§ What to produce: Print all the records exactly, please.

------ Available data

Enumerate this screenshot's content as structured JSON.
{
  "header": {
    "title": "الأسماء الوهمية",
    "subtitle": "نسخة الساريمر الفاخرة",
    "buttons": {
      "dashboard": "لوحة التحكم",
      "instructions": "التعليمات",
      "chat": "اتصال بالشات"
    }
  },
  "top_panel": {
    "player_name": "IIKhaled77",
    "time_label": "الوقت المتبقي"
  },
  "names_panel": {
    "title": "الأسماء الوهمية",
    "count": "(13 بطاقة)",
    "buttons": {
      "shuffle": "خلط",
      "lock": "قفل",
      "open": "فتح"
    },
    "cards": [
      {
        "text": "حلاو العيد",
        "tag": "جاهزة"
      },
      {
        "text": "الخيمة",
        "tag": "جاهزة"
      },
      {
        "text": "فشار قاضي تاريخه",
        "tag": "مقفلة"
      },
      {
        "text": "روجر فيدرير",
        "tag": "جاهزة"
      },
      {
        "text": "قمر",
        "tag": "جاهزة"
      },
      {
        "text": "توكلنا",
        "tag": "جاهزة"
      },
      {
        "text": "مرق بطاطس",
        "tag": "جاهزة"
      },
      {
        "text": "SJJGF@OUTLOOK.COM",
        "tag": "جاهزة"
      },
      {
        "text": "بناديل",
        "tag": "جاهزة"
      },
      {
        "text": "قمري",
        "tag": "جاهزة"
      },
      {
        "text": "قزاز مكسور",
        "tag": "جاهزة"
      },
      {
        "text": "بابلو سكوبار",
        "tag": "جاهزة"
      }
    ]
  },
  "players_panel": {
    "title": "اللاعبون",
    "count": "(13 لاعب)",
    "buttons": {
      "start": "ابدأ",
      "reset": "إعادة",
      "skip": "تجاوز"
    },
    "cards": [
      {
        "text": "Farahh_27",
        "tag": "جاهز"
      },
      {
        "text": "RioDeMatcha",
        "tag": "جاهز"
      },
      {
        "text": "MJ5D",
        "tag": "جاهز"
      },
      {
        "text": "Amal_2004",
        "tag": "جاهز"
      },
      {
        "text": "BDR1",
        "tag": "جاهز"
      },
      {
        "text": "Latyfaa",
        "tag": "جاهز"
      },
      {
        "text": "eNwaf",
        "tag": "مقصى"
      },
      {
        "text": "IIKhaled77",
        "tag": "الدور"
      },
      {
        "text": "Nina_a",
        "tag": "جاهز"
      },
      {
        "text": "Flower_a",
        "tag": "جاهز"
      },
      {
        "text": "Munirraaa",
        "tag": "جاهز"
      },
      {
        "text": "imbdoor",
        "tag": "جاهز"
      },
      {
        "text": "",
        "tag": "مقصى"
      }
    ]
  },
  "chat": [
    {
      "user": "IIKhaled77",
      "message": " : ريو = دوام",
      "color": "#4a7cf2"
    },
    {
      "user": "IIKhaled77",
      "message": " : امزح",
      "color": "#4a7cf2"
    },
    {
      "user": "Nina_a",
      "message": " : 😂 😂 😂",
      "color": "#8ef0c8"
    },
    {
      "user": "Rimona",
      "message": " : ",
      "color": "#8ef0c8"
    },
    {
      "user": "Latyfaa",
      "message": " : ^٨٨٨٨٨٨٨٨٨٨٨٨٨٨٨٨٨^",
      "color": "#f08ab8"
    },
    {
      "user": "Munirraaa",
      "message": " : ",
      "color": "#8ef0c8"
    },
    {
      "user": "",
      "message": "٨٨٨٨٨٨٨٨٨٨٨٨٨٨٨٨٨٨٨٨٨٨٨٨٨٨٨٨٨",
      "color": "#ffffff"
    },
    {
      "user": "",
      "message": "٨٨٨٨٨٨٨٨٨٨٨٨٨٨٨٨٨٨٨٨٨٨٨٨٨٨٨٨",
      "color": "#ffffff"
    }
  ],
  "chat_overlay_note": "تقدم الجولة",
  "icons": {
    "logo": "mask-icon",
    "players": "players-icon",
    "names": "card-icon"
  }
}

------------

§ Output of the exercise:
Enumerate this screenshot's content as structured JSON.
{
  "header": {
    "title": "الأسماء الوهمية",
    "subtitle": "نسخة الساريمر الفاخرة",
    "buttons": {
      "dashboard": "لوحة التحكم",
      "instructions": "التعليمات",
      "chat": "اتصال بالشات"
    }
  },
  "top_panel": {
    "player_name": "IIKhaled77",
    "time_label": "الوقت المتبقي"
  },
  "names_panel": {
    "title": "الأسماء الوهمية",
    "count": "(13 بطاقة)",
    "buttons": {
      "shuffle": "خلط",
      "lock": "قفل",
      "open": "فتح"
    },
    "cards": [
      {
        "text": "حلاو العيد",
        "tag": "جاهزة"
      },
      {
        "text": "الخيمة",
        "tag": "جاهزة"
      },
      {
        "text": "فشار قاضي تاريخه",
        "tag": "مقفلة"
      },
      {
        "text": "روجر فيدرير",
        "tag": "جاهزة"
      },
      {
        "text": "قمر",
        "tag": "جاهزة"
      },
      {
        "text": "توكلنا",
        "tag": "جاهزة"
      },
      {
        "text": "مرق بطاطس",
        "tag": "جاهزة"
      },
      {
        "text": "SJJGF@OUTLOOK.COM",
        "tag": "جاهزة"
      },
      {
        "text": "بناديل",
        "tag": "جاهزة"
      },
      {
        "text": "قمري",
        "tag": "جاهزة"
      },
      {
        "text": "قزاز مكسور",
        "tag": "جاهزة"
      },
      {
        "text": "بابلو سكوبار",
        "tag": "جاهزة"
      }
    ]
  },
  "players_panel": {
    "title": "اللاعبون",
    "count": "(13 لاعب)",
    "buttons": {
      "start": "ابدأ",
      "reset": "إعادة",
      "skip": "تجاوز"
    },
    "cards": [
      {
        "text": "Farahh_27",
        "tag": "جاهز"
      },
      {
        "text": "RioDeMatcha",
        "tag": "جاهز"
      },
      {
        "text": "MJ5D",
        "tag": "جاهز"
      },
      {
        "text": "Amal_2004",
        "tag": "جاهز"
      },
      {
        "text": "BDR1",
        "tag": "جاهز"
      },
      {
        "text": "Latyfaa",
        "tag": "جاهز"
      },
      {
        "text": "eNwaf",
        "tag": "مقصى"
      },
      {
        "text": "IIKhaled77",
        "tag": "الدور"
      },
      {
        "text": "Nina_a",
        "tag": "جاهز"
      },
      {
        "text": "Flower_a",
        "tag": "جاهز"
      },
      {
        "text": "Munirraaa",
        "tag": "جاهز"
      },
      {
        "text": "imbdoor",
        "tag": "جاهز"
      },
      {
        "text": "",
        "tag": "مقصى"
      }
    ]
  },
  "chat": [
    {
      "user": "IIKhaled77",
      "message": " : ريو = دوام",
      "color": "#4a7cf2"
    },
    {
      "user": "IIKhaled77",
      "message": " : امزح",
      "color": "#4a7cf2"
    },
    {
      "user": "Nina_a",
      "message": " : 😂 😂 😂",
      "color": "#8ef0c8"
    },
    {
      "user": "Rimona",
      "message": " : ",
      "color": "#8ef0c8"
    },
    {
      "user": "Latyfaa",
      "message": " : ^٨٨٨٨٨٨٨٨٨٨٨٨٨٨٨٨٨^",
      "color": "#f08ab8"
    },
    {
      "user": "Munirraaa",
      "message": " : ",
      "color": "#8ef0c8"
    },
    {
      "user": "",
      "message": "٨٨٨٨٨٨٨٨٨٨٨٨٨٨٨٨٨٨٨٨٨٨٨٨٨٨٨٨٨",
      "color": "#ffffff"
    },
    {
      "user": "",
      "message": "٨٨٨٨٨٨٨٨٨٨٨٨٨٨٨٨٨٨٨٨٨٨٨٨٨٨٨٨",
      "color": "#ffffff"
    }
  ],
  "chat_overlay_note": "تقدم الجولة",
  "icons": {
    "logo": "mask-icon",
    "players": "players-icon",
    "names": "card-icon"
  }
}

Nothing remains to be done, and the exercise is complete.